◆ **Data extract**
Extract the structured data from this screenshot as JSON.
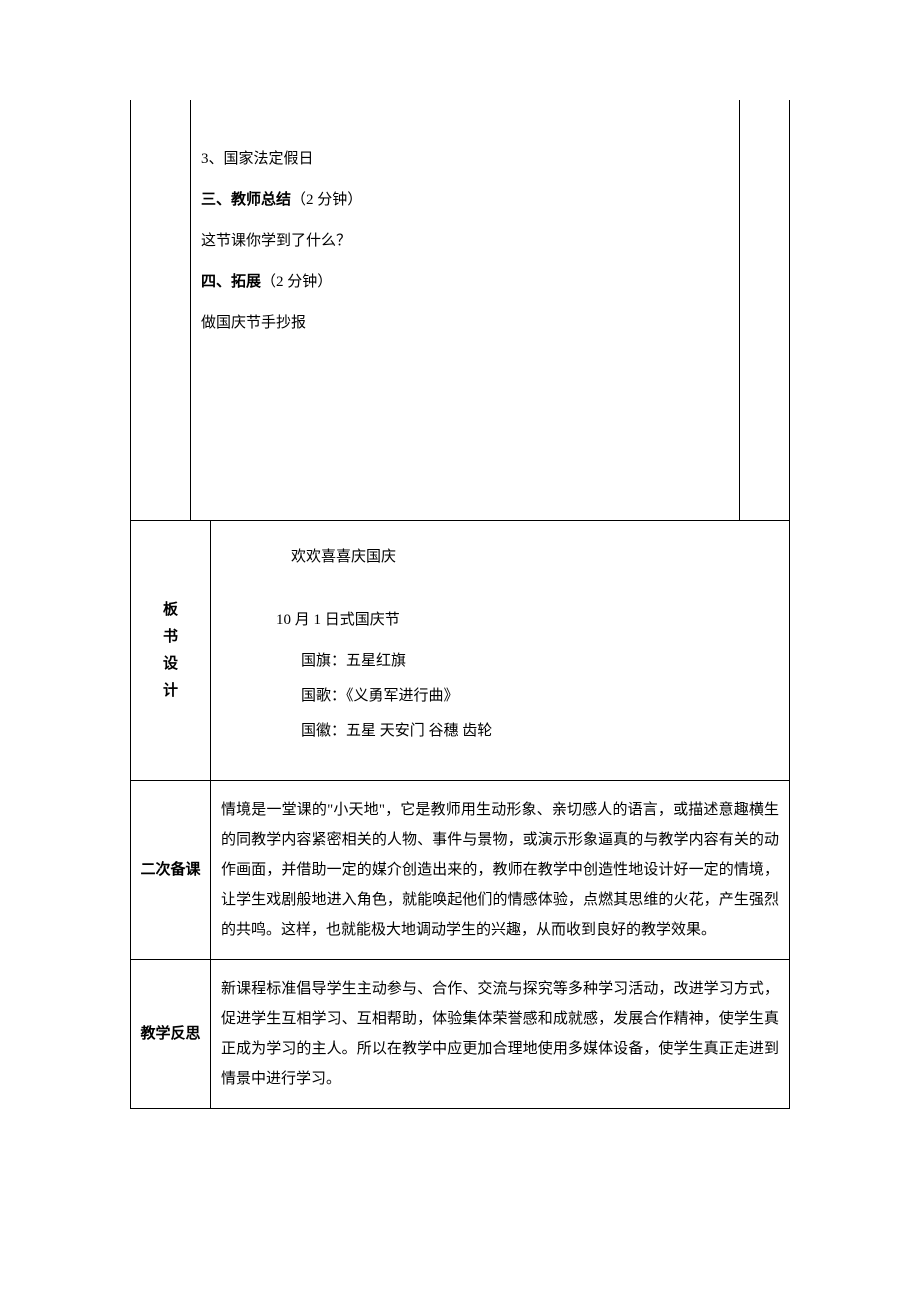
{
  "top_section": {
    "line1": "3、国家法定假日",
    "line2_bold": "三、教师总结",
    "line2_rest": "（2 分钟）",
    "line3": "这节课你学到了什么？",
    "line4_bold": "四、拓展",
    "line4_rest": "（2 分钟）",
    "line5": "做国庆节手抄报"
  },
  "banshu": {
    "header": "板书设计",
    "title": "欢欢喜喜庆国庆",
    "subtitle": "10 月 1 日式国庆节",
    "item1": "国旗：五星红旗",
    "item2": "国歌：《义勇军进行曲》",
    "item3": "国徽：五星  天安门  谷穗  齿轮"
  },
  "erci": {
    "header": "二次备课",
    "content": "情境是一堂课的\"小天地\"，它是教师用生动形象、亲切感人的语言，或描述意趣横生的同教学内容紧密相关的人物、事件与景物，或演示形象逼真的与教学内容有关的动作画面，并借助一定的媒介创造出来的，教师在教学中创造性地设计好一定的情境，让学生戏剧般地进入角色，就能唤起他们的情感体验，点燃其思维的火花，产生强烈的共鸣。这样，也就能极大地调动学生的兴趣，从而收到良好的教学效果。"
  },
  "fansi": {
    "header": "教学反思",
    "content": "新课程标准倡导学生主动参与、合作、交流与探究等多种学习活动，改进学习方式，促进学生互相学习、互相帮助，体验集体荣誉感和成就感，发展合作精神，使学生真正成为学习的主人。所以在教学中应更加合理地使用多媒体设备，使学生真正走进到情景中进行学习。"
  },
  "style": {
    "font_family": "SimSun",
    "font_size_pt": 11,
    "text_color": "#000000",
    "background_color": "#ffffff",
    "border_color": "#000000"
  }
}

...

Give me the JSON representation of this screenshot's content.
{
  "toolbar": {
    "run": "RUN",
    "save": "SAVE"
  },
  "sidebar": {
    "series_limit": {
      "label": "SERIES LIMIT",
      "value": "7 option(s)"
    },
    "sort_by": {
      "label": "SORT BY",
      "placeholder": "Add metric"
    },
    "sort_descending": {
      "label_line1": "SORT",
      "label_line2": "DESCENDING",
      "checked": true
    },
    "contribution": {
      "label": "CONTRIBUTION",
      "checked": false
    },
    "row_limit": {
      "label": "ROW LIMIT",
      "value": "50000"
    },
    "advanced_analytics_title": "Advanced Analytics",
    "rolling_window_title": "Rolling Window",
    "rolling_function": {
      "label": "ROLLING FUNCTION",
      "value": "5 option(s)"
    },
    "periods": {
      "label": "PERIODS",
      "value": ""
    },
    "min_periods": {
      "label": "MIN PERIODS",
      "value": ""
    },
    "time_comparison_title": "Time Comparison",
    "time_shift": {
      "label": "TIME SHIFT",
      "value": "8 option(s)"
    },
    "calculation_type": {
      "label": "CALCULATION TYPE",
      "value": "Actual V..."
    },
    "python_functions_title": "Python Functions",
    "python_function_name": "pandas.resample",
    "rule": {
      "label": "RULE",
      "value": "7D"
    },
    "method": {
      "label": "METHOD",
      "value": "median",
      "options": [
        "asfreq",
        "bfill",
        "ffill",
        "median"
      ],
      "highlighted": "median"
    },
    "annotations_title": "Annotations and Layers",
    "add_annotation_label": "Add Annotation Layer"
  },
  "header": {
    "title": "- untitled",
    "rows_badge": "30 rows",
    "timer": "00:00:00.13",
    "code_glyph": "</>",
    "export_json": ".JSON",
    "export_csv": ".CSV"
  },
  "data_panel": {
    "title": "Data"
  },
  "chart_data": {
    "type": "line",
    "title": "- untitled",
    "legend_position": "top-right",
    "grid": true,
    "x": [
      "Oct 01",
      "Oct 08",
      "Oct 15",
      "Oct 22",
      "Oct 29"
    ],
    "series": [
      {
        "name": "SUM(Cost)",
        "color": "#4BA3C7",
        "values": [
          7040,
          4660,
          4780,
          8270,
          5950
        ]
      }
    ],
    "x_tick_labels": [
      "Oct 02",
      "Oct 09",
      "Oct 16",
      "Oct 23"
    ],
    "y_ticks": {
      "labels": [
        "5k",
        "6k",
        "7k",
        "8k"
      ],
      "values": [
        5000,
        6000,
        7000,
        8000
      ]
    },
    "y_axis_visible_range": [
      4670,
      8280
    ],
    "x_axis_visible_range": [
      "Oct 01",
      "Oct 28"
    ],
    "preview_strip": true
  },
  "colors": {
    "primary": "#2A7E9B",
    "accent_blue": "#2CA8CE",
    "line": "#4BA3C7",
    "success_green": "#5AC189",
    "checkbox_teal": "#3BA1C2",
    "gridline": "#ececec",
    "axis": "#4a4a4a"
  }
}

---

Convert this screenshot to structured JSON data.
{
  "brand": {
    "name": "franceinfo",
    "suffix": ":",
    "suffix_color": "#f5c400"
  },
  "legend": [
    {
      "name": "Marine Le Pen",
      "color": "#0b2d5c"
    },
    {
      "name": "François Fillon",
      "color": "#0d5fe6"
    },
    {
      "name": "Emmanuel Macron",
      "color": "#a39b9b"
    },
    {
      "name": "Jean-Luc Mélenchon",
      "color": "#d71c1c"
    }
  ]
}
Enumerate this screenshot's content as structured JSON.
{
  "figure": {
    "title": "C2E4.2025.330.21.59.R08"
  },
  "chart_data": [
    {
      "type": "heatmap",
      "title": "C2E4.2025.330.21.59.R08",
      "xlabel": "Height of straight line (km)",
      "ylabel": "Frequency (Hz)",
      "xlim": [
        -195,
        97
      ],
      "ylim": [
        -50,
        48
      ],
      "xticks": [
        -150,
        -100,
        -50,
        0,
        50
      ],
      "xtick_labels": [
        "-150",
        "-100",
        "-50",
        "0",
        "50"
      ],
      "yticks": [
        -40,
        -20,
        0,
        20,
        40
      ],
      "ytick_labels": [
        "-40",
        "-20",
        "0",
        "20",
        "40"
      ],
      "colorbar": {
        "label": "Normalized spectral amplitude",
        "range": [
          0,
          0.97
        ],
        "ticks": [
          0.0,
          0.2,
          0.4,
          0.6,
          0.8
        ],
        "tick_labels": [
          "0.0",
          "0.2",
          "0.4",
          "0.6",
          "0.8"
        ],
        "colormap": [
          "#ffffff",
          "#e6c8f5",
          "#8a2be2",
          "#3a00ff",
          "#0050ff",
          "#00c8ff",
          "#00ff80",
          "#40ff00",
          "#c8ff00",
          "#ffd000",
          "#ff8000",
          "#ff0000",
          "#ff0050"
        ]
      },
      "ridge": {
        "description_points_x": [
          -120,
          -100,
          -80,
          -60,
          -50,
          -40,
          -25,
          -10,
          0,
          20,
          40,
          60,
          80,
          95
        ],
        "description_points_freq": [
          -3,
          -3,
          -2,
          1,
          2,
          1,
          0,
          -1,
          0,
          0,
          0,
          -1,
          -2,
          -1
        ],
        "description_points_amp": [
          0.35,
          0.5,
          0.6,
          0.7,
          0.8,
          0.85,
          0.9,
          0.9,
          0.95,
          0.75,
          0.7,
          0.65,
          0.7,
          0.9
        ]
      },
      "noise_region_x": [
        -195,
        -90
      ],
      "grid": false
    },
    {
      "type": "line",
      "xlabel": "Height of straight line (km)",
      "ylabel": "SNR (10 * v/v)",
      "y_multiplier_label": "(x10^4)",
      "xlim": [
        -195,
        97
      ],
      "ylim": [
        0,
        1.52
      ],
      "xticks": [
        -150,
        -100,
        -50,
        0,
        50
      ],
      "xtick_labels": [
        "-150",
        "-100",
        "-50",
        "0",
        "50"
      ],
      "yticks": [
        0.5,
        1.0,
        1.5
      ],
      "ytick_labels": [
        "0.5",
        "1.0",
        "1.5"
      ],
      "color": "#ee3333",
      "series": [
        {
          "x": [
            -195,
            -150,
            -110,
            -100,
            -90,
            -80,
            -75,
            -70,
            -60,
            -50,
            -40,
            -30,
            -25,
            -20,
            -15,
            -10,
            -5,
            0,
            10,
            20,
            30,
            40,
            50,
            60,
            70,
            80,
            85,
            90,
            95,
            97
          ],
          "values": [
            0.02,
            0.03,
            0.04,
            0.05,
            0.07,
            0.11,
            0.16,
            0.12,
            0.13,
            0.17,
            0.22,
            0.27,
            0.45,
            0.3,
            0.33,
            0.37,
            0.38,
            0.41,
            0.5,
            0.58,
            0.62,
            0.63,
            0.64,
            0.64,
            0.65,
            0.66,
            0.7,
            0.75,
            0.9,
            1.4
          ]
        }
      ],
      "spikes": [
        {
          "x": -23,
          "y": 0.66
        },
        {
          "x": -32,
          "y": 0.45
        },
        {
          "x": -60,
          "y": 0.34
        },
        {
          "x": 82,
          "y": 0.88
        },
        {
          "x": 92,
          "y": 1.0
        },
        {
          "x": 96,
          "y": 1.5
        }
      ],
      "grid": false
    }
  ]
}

◆ **What the exercise asks**
Only lines with "median" are wanted here; list each of them.

◆ **Task output**
      "value": "median",
        "median"
      "highlighted": "median"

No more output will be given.